Dataset rows about figures:
>> Start
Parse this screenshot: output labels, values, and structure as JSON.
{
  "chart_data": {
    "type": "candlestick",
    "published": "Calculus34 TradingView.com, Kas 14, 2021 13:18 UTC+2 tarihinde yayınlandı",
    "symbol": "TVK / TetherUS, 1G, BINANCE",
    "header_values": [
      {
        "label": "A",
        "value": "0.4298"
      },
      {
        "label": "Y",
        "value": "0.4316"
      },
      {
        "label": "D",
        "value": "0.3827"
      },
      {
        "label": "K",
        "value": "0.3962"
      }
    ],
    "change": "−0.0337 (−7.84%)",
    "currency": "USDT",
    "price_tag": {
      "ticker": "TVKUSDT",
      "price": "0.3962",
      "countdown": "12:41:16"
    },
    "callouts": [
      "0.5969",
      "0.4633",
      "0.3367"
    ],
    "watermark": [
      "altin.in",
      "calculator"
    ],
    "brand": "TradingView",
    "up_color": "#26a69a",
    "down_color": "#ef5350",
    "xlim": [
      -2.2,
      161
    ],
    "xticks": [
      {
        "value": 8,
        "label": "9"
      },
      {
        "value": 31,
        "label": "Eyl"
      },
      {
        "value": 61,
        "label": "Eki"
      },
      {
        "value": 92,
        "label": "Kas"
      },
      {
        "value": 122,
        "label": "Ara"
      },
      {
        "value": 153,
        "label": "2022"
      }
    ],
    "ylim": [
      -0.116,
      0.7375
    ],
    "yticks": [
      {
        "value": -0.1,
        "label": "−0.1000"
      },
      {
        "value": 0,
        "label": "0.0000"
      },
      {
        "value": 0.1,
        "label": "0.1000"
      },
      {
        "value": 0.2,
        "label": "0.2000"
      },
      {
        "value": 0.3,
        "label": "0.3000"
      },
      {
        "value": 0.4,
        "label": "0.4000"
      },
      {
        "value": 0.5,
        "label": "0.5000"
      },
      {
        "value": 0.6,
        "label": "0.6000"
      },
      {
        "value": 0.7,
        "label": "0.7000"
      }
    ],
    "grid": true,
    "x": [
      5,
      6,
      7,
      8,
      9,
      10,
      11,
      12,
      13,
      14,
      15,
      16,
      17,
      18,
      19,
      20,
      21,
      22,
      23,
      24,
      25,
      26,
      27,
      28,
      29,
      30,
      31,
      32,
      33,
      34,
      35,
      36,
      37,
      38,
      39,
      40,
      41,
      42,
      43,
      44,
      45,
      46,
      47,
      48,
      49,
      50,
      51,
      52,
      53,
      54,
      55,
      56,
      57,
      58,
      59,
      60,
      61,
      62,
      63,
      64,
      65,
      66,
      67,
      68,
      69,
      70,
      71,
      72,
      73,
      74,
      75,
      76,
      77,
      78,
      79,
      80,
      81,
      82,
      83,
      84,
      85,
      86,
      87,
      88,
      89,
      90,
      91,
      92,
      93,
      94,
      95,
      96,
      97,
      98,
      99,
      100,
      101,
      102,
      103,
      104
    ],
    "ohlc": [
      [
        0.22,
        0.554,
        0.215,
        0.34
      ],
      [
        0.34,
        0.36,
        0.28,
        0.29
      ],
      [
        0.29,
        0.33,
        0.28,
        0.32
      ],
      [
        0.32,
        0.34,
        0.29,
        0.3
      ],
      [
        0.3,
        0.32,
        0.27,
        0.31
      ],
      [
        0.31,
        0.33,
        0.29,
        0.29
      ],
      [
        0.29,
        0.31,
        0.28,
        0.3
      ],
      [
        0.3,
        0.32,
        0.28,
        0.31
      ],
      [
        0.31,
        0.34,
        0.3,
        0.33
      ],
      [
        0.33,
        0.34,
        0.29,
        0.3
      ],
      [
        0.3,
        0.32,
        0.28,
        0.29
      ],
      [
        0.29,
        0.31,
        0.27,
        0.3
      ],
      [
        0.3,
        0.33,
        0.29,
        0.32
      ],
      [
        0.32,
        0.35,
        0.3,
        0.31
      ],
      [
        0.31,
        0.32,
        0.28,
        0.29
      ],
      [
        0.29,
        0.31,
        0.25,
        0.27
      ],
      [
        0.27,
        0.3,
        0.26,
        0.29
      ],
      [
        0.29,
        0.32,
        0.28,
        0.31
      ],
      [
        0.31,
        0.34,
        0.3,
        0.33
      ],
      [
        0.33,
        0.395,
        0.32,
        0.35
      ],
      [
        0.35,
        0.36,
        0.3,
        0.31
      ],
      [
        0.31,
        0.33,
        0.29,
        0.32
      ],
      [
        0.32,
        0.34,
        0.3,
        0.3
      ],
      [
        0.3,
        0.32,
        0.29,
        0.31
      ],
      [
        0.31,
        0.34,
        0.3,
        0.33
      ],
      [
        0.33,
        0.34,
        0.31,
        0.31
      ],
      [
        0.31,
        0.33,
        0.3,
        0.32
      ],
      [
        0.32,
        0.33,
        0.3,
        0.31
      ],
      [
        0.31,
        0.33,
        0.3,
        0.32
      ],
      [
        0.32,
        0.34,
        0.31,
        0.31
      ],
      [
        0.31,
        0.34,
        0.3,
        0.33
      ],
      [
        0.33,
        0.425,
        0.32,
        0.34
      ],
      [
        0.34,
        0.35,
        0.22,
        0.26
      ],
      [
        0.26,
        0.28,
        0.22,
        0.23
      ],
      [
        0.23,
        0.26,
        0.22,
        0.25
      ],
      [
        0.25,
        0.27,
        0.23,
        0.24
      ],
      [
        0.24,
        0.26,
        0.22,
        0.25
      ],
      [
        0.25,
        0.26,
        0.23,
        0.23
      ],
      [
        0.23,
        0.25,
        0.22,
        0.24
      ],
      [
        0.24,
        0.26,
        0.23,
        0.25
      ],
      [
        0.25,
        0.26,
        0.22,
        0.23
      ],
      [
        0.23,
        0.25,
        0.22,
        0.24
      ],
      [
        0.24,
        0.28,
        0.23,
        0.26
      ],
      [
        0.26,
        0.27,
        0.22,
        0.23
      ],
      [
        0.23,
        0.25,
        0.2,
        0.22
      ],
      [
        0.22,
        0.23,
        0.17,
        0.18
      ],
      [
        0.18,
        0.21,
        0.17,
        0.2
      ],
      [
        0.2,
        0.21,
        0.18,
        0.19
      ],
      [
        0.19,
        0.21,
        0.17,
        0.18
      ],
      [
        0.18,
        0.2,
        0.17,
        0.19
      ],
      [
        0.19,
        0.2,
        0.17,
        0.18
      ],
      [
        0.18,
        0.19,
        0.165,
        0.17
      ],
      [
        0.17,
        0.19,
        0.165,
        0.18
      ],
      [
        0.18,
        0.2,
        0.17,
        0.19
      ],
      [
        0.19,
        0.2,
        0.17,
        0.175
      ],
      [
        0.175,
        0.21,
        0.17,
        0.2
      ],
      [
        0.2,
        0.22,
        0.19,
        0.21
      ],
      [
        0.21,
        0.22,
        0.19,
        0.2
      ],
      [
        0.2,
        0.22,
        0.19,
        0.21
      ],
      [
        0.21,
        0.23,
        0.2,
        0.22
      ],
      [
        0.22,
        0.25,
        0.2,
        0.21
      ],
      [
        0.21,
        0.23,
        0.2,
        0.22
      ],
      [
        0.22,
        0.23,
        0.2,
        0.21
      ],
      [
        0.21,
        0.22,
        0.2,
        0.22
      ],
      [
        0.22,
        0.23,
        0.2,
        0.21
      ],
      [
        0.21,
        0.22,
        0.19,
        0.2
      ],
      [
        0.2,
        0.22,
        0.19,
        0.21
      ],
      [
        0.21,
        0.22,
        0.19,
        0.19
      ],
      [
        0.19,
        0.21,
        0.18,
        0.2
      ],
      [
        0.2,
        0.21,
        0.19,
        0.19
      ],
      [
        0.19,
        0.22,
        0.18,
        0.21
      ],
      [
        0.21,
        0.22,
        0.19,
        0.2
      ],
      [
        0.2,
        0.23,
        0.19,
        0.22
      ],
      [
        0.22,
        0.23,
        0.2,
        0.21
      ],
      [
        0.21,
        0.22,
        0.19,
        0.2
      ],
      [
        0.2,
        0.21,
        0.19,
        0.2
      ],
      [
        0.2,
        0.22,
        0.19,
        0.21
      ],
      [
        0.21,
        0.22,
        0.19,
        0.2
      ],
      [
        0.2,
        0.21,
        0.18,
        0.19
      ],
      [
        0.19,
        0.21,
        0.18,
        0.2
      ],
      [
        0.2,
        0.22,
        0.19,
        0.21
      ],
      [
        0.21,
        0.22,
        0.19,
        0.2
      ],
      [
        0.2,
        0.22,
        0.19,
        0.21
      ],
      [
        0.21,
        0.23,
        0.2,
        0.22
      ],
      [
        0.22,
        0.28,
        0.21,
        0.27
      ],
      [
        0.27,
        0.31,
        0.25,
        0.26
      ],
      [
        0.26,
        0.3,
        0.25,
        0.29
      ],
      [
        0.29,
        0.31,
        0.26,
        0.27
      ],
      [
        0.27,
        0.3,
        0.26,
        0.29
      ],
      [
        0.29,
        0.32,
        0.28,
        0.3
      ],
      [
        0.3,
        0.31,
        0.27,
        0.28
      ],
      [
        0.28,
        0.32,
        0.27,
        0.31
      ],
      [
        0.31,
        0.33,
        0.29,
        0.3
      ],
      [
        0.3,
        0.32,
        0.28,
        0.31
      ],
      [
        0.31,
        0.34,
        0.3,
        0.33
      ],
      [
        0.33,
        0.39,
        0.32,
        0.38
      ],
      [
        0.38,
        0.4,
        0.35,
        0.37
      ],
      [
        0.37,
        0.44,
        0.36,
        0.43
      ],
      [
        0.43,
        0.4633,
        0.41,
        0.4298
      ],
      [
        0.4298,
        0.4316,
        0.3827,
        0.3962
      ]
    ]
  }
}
>> End
What is asked:
Every line of the listing that holds "TradingView" should be found and copied.

Response:
    "published": "Calculus34 TradingView.com, Kas 14, 2021 13:18 UTC+2 tarihinde yayınlandı",
    "brand": "TradingView",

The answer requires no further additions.